What is needed -
For the data below, the lines that hold "this" should be counted; only the resulting number is expected.

Extracted material -
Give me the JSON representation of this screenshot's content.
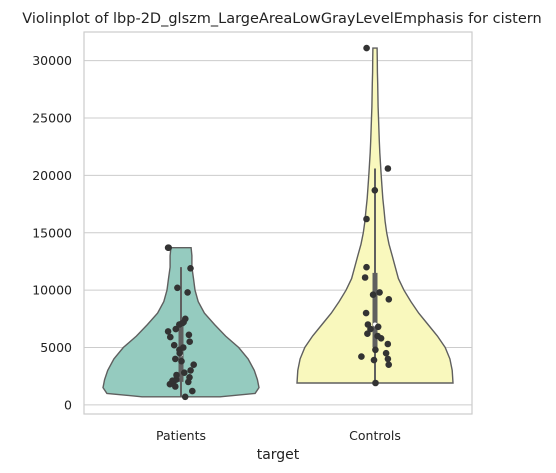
{
  "chart_data": {
    "type": "violin",
    "title": "Violinplot of lbp-2D_glszm_LargeAreaLowGrayLevelEmphasis for cistern",
    "xlabel": "target",
    "ylabel": "",
    "ylim": [
      -800,
      32500
    ],
    "yticks": [
      0,
      5000,
      10000,
      15000,
      20000,
      25000,
      30000
    ],
    "grid": true,
    "categories": [
      "Patients",
      "Controls"
    ],
    "colors": {
      "Patients": "#95cbbf",
      "Controls": "#f9f8bd",
      "points": "#333333",
      "outline": "#5f5f5f"
    },
    "series": [
      {
        "name": "Patients",
        "box": {
          "whisker_low": 700,
          "q1": 2000,
          "median": 4400,
          "q3": 6800,
          "whisker_high": 12000
        },
        "range": [
          700,
          13700
        ],
        "points": [
          700,
          1200,
          1600,
          1800,
          2000,
          2000,
          2100,
          2200,
          2400,
          2600,
          2800,
          3000,
          3500,
          3800,
          4000,
          4500,
          4800,
          5000,
          5200,
          5500,
          5900,
          6100,
          6400,
          6600,
          7000,
          7100,
          7200,
          7500,
          9800,
          10200,
          11900,
          13700,
          13700
        ],
        "density": [
          [
            700,
            0.5
          ],
          [
            1000,
            0.95
          ],
          [
            1500,
            1.0
          ],
          [
            2200,
            0.98
          ],
          [
            3000,
            0.94
          ],
          [
            4000,
            0.86
          ],
          [
            5000,
            0.74
          ],
          [
            6000,
            0.57
          ],
          [
            7000,
            0.43
          ],
          [
            8000,
            0.3
          ],
          [
            9000,
            0.22
          ],
          [
            10000,
            0.18
          ],
          [
            11000,
            0.16
          ],
          [
            12000,
            0.14
          ],
          [
            13000,
            0.14
          ],
          [
            13700,
            0.13
          ]
        ]
      },
      {
        "name": "Controls",
        "box": {
          "whisker_low": 1900,
          "q1": 5000,
          "median": 7000,
          "q3": 11500,
          "whisker_high": 20600
        },
        "range": [
          1900,
          31100
        ],
        "points": [
          1900,
          3500,
          3900,
          4000,
          4200,
          4500,
          4800,
          5300,
          5800,
          6000,
          6200,
          6600,
          6800,
          7000,
          8000,
          9200,
          9600,
          9800,
          11100,
          12000,
          16200,
          18700,
          20600,
          31100
        ],
        "density": [
          [
            1900,
            1.0
          ],
          [
            3000,
            0.99
          ],
          [
            4000,
            0.96
          ],
          [
            5000,
            0.9
          ],
          [
            6000,
            0.8
          ],
          [
            7000,
            0.68
          ],
          [
            8000,
            0.56
          ],
          [
            9000,
            0.46
          ],
          [
            10000,
            0.37
          ],
          [
            11000,
            0.3
          ],
          [
            12000,
            0.26
          ],
          [
            13000,
            0.22
          ],
          [
            14000,
            0.18
          ],
          [
            15000,
            0.15
          ],
          [
            16000,
            0.13
          ],
          [
            17000,
            0.115
          ],
          [
            18000,
            0.1
          ],
          [
            19000,
            0.09
          ],
          [
            20000,
            0.08
          ],
          [
            21000,
            0.07
          ],
          [
            22000,
            0.062
          ],
          [
            23000,
            0.055
          ],
          [
            24000,
            0.05
          ],
          [
            25000,
            0.045
          ],
          [
            26000,
            0.04
          ],
          [
            27000,
            0.037
          ],
          [
            28000,
            0.034
          ],
          [
            29000,
            0.031
          ],
          [
            30000,
            0.029
          ],
          [
            31100,
            0.027
          ]
        ]
      }
    ]
  }
}
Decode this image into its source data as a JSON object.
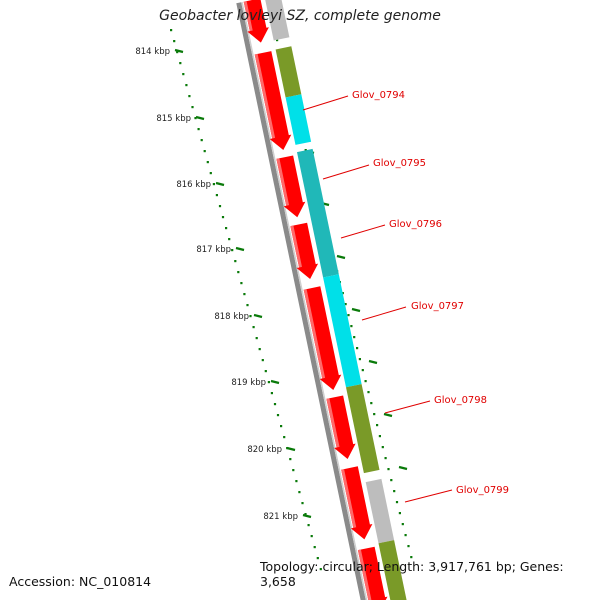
{
  "title": "Geobacter lovleyi SZ, complete genome",
  "footer": {
    "accession": "Accession: NC_010814",
    "topology": "Topology: circular; Length: 3,917,761 bp; Genes: 3,658"
  },
  "ticks": [
    "814 kbp",
    "815 kbp",
    "816 kbp",
    "817 kbp",
    "818 kbp",
    "819 kbp",
    "820 kbp",
    "821 kbp"
  ],
  "gene_labels": [
    "Glov_0794",
    "Glov_0795",
    "Glov_0796",
    "Glov_0797",
    "Glov_0798",
    "Glov_0799"
  ],
  "colors": {
    "forward_cds": "#ff0000",
    "cyan": "#00e0e8",
    "teal": "#20b8b8",
    "olive": "#7a9a28",
    "gray": "#bdbdbd",
    "pink": "#f2a8a8",
    "backbone": "#8a8a8a",
    "label": "#e00000",
    "tick": "#0a7a0a"
  },
  "tracks": {
    "forward": [
      {
        "start": 0.0,
        "end": 0.071,
        "color": "forward_cds"
      },
      {
        "start": 0.088,
        "end": 0.25,
        "color": "forward_cds"
      },
      {
        "start": 0.262,
        "end": 0.362,
        "color": "forward_cds"
      },
      {
        "start": 0.374,
        "end": 0.465,
        "color": "forward_cds"
      },
      {
        "start": 0.48,
        "end": 0.65,
        "color": "forward_cds"
      },
      {
        "start": 0.662,
        "end": 0.765,
        "color": "forward_cds"
      },
      {
        "start": 0.78,
        "end": 0.899,
        "color": "forward_cds"
      },
      {
        "start": 0.914,
        "end": 1.02,
        "color": "forward_cds"
      }
    ],
    "reverse": [
      {
        "start": -0.02,
        "end": 0.072,
        "color": "gray"
      },
      {
        "start": 0.087,
        "end": 0.167,
        "color": "olive"
      },
      {
        "start": 0.167,
        "end": 0.246,
        "color": "cyan"
      },
      {
        "start": 0.258,
        "end": 0.467,
        "color": "teal"
      },
      {
        "start": 0.467,
        "end": 0.65,
        "color": "cyan"
      },
      {
        "start": 0.65,
        "end": 0.793,
        "color": "olive"
      },
      {
        "start": 0.808,
        "end": 0.91,
        "color": "gray"
      },
      {
        "start": 0.91,
        "end": 1.03,
        "color": "olive"
      }
    ]
  }
}
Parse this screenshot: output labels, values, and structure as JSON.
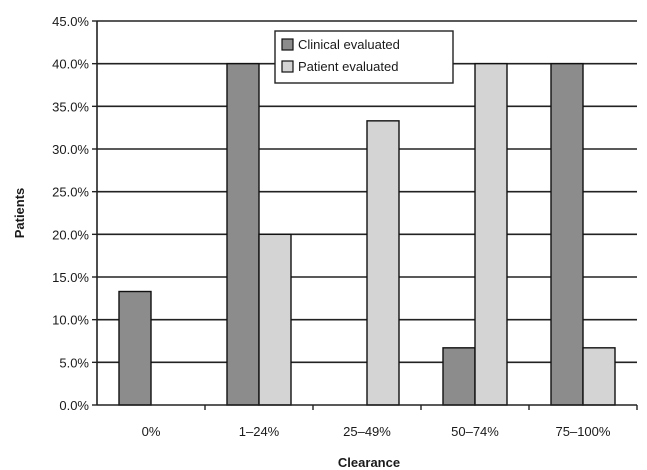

Response to the exercise -
3